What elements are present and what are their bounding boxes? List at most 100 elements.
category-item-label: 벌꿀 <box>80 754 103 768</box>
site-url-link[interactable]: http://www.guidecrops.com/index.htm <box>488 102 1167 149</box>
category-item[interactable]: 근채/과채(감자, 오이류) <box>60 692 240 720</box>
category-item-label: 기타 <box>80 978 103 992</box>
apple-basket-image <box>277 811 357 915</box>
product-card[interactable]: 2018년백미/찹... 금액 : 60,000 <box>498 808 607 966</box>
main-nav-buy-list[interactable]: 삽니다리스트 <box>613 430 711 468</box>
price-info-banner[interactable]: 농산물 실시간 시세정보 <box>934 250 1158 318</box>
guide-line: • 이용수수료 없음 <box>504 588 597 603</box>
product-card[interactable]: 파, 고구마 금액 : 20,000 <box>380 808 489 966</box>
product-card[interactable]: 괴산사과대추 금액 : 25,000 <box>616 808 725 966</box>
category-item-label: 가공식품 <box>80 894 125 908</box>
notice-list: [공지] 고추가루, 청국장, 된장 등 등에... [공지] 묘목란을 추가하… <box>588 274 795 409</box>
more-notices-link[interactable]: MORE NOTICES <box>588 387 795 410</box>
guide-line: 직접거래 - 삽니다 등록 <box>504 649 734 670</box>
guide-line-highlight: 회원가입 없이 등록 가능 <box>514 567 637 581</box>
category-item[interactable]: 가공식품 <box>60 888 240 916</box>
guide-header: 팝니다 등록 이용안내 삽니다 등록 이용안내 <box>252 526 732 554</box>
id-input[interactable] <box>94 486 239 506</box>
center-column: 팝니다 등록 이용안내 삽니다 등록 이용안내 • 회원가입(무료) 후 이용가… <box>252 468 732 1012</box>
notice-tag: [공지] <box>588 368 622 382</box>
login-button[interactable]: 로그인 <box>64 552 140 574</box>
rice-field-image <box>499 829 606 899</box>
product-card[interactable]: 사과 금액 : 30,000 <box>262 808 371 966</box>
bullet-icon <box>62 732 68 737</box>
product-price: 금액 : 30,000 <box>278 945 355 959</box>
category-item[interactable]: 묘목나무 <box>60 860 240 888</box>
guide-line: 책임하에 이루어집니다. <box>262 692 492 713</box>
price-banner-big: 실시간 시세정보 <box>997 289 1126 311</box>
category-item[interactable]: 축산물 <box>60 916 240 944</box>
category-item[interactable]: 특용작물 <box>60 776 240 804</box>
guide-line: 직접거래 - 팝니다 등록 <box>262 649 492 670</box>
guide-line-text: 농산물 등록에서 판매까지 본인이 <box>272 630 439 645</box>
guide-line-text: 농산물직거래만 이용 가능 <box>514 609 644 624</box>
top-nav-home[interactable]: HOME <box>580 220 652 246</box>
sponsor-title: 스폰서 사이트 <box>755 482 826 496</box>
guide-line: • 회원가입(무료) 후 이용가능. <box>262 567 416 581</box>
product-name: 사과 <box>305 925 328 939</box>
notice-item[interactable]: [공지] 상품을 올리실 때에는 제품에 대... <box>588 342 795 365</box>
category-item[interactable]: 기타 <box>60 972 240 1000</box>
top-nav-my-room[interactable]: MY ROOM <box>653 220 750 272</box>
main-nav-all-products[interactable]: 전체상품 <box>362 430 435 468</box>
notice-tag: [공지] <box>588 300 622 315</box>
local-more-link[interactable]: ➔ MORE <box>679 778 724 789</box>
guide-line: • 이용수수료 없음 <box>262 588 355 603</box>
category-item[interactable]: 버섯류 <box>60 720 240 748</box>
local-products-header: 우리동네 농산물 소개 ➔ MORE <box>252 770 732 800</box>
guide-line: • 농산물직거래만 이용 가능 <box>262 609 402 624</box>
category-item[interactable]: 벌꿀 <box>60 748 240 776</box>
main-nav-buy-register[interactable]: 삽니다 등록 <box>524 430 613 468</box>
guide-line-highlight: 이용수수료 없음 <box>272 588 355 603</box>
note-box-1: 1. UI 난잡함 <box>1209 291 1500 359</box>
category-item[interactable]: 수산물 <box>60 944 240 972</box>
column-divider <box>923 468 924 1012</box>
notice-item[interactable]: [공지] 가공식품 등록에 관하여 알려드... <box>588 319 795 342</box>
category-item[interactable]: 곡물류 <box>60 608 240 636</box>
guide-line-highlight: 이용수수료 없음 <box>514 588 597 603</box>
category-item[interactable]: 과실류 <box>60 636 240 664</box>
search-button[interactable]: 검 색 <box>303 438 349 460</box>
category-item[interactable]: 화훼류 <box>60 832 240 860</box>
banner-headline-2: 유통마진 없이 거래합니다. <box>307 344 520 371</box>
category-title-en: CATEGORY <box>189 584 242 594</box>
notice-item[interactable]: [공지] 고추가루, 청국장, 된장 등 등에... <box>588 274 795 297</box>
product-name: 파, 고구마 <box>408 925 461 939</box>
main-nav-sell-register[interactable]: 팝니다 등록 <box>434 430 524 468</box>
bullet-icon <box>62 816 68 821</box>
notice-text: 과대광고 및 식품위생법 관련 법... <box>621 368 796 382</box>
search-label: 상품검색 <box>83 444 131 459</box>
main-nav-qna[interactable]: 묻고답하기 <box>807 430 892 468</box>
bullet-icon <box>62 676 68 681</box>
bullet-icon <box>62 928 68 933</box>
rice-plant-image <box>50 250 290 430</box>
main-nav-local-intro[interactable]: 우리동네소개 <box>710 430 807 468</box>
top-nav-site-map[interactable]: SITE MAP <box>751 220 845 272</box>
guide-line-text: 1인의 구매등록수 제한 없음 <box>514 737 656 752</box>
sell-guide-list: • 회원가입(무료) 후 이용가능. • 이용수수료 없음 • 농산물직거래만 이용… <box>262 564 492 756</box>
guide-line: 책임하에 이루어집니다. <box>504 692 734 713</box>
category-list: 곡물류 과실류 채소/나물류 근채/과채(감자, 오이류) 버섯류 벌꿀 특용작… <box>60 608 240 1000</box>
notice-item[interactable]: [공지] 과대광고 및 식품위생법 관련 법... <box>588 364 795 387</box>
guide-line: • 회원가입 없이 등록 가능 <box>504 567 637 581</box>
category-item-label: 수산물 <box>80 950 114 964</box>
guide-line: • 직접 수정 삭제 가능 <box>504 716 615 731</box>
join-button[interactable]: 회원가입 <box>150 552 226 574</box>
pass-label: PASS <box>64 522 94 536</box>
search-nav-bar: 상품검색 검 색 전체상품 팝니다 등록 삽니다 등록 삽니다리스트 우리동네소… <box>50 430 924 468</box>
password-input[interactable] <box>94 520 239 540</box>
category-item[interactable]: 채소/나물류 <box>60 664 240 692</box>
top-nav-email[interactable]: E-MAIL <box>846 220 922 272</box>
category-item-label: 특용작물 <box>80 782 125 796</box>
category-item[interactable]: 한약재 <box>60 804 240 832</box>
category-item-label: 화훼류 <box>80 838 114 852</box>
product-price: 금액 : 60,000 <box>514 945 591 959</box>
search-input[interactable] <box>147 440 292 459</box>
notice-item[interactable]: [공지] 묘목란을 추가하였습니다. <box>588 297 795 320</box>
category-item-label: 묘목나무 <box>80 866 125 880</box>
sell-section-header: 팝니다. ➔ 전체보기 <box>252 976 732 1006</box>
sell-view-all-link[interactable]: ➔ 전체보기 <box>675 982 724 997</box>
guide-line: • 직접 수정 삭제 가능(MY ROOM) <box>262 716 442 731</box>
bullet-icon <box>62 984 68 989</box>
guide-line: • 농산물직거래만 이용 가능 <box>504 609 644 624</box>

> _THE EXERCISE_: Copy every line of the material above word for word, with nothing added or left out.

> _COMPLETE OUTPUT_:
What elements are present and what are their bounding boxes? List at most 100 elements.
category-item-label: 벌꿀 <box>80 754 103 768</box>
site-url-link[interactable]: http://www.guidecrops.com/index.htm <box>488 102 1167 149</box>
category-item[interactable]: 근채/과채(감자, 오이류) <box>60 692 240 720</box>
category-item-label: 기타 <box>80 978 103 992</box>
apple-basket-image <box>277 811 357 915</box>
product-card[interactable]: 2018년백미/찹... 금액 : 60,000 <box>498 808 607 966</box>
main-nav-buy-list[interactable]: 삽니다리스트 <box>613 430 711 468</box>
price-info-banner[interactable]: 농산물 실시간 시세정보 <box>934 250 1158 318</box>
guide-line: • 이용수수료 없음 <box>504 588 597 603</box>
product-card[interactable]: 파, 고구마 금액 : 20,000 <box>380 808 489 966</box>
product-card[interactable]: 괴산사과대추 금액 : 25,000 <box>616 808 725 966</box>
category-item-label: 가공식품 <box>80 894 125 908</box>
notice-list: [공지] 고추가루, 청국장, 된장 등 등에... [공지] 묘목란을 추가하… <box>588 274 795 409</box>
more-notices-link[interactable]: MORE NOTICES <box>588 387 795 410</box>
guide-line: 직접거래 - 삽니다 등록 <box>504 649 734 670</box>
guide-line-highlight: 회원가입 없이 등록 가능 <box>514 567 637 581</box>
category-item[interactable]: 가공식품 <box>60 888 240 916</box>
guide-header: 팝니다 등록 이용안내 삽니다 등록 이용안내 <box>252 526 732 554</box>
id-input[interactable] <box>94 486 239 506</box>
center-column: 팝니다 등록 이용안내 삽니다 등록 이용안내 • 회원가입(무료) 후 이용가… <box>252 468 732 1012</box>
notice-tag: [공지] <box>588 368 622 382</box>
login-button[interactable]: 로그인 <box>64 552 140 574</box>
rice-field-image <box>499 829 606 899</box>
product-card[interactable]: 사과 금액 : 30,000 <box>262 808 371 966</box>
bullet-icon <box>62 732 68 737</box>
product-price: 금액 : 30,000 <box>278 945 355 959</box>
category-item[interactable]: 묘목나무 <box>60 860 240 888</box>
guide-line: 책임하에 이루어집니다. <box>262 692 492 713</box>
price-banner-big: 실시간 시세정보 <box>997 289 1126 311</box>
category-item[interactable]: 축산물 <box>60 916 240 944</box>
category-item[interactable]: 특용작물 <box>60 776 240 804</box>
guide-line: 직접거래 - 팝니다 등록 <box>262 649 492 670</box>
guide-line-text: 농산물 등록에서 판매까지 본인이 <box>272 630 439 645</box>
guide-line-text: 농산물직거래만 이용 가능 <box>514 609 644 624</box>
top-nav-home[interactable]: HOME <box>580 220 652 246</box>
sponsor-title: 스폰서 사이트 <box>755 482 826 496</box>
guide-line: • 회원가입(무료) 후 이용가능. <box>262 567 416 581</box>
product-name: 사과 <box>305 925 328 939</box>
notice-item[interactable]: [공지] 상품을 올리실 때에는 제품에 대... <box>588 342 795 365</box>
category-item[interactable]: 기타 <box>60 972 240 1000</box>
top-nav-my-room[interactable]: MY ROOM <box>653 220 750 272</box>
main-nav-all-products[interactable]: 전체상품 <box>362 430 435 468</box>
notice-tag: [공지] <box>588 300 622 315</box>
local-more-link[interactable]: ➔ MORE <box>679 778 724 789</box>
guide-line: • 이용수수료 없음 <box>262 588 355 603</box>
category-item[interactable]: 버섯류 <box>60 720 240 748</box>
local-products-header: 우리동네 농산물 소개 ➔ MORE <box>252 770 732 800</box>
guide-line: • 농산물직거래만 이용 가능 <box>262 609 402 624</box>
category-item[interactable]: 벌꿀 <box>60 748 240 776</box>
main-nav-buy-register[interactable]: 삽니다 등록 <box>524 430 613 468</box>
guide-line-highlight: 이용수수료 없음 <box>272 588 355 603</box>
note-box-1: 1. UI 난잡함 <box>1209 291 1500 359</box>
category-item[interactable]: 수산물 <box>60 944 240 972</box>
column-divider <box>923 468 924 1012</box>
notice-item[interactable]: [공지] 가공식품 등록에 관하여 알려드... <box>588 319 795 342</box>
category-item[interactable]: 곡물류 <box>60 608 240 636</box>
guide-line-highlight: 이용수수료 없음 <box>514 588 597 603</box>
category-item[interactable]: 과실류 <box>60 636 240 664</box>
search-button[interactable]: 검 색 <box>303 438 349 460</box>
category-item[interactable]: 화훼류 <box>60 832 240 860</box>
banner-headline-2: 유통마진 없이 거래합니다. <box>307 344 520 371</box>
category-title-en: CATEGORY <box>189 584 242 594</box>
notice-item[interactable]: [공지] 고추가루, 청국장, 된장 등 등에... <box>588 274 795 297</box>
product-name: 파, 고구마 <box>408 925 461 939</box>
main-nav-sell-register[interactable]: 팝니다 등록 <box>434 430 524 468</box>
bullet-icon <box>62 816 68 821</box>
notice-text: 과대광고 및 식품위생법 관련 법... <box>621 368 796 382</box>
search-label: 상품검색 <box>83 444 131 459</box>
main-nav-qna[interactable]: 묻고답하기 <box>807 430 892 468</box>
bullet-icon <box>62 676 68 681</box>
bullet-icon <box>62 928 68 933</box>
rice-plant-image <box>50 250 290 430</box>
main-nav-local-intro[interactable]: 우리동네소개 <box>710 430 807 468</box>
top-nav-site-map[interactable]: SITE MAP <box>751 220 845 272</box>
guide-line-text: 1인의 구매등록수 제한 없음 <box>514 737 656 752</box>
sell-guide-list: • 회원가입(무료) 후 이용가능. • 이용수수료 없음 • 농산물직거래만 이용… <box>262 564 492 756</box>
guide-line: 책임하에 이루어집니다. <box>504 692 734 713</box>
category-list: 곡물류 과실류 채소/나물류 근채/과채(감자, 오이류) 버섯류 벌꿀 특용작… <box>60 608 240 1000</box>
notice-item[interactable]: [공지] 과대광고 및 식품위생법 관련 법... <box>588 364 795 387</box>
guide-line: • 회원가입 없이 등록 가능 <box>504 567 637 581</box>
category-item-label: 수산물 <box>80 950 114 964</box>
guide-line: • 직접 수정 삭제 가능 <box>504 716 615 731</box>
join-button[interactable]: 회원가입 <box>150 552 226 574</box>
pass-label: PASS <box>64 522 94 536</box>
search-nav-bar: 상품검색 검 색 전체상품 팝니다 등록 삽니다 등록 삽니다리스트 우리동네소… <box>50 430 924 468</box>
password-input[interactable] <box>94 520 239 540</box>
category-item[interactable]: 채소/나물류 <box>60 664 240 692</box>
top-nav-email[interactable]: E-MAIL <box>846 220 922 272</box>
category-item-label: 특용작물 <box>80 782 125 796</box>
category-item[interactable]: 한약재 <box>60 804 240 832</box>
category-item-label: 화훼류 <box>80 838 114 852</box>
product-price: 금액 : 60,000 <box>514 945 591 959</box>
search-input[interactable] <box>147 440 292 459</box>
notice-item[interactable]: [공지] 묘목란을 추가하였습니다. <box>588 297 795 320</box>
category-item-label: 묘목나무 <box>80 866 125 880</box>
sell-section-header: 팝니다. ➔ 전체보기 <box>252 976 732 1006</box>
sell-view-all-link[interactable]: ➔ 전체보기 <box>675 982 724 997</box>
guide-line: • 직접 수정 삭제 가능(MY ROOM) <box>262 716 442 731</box>
bullet-icon <box>62 984 68 989</box>
guide-line: • 농산물직거래만 이용 가능 <box>504 609 644 624</box>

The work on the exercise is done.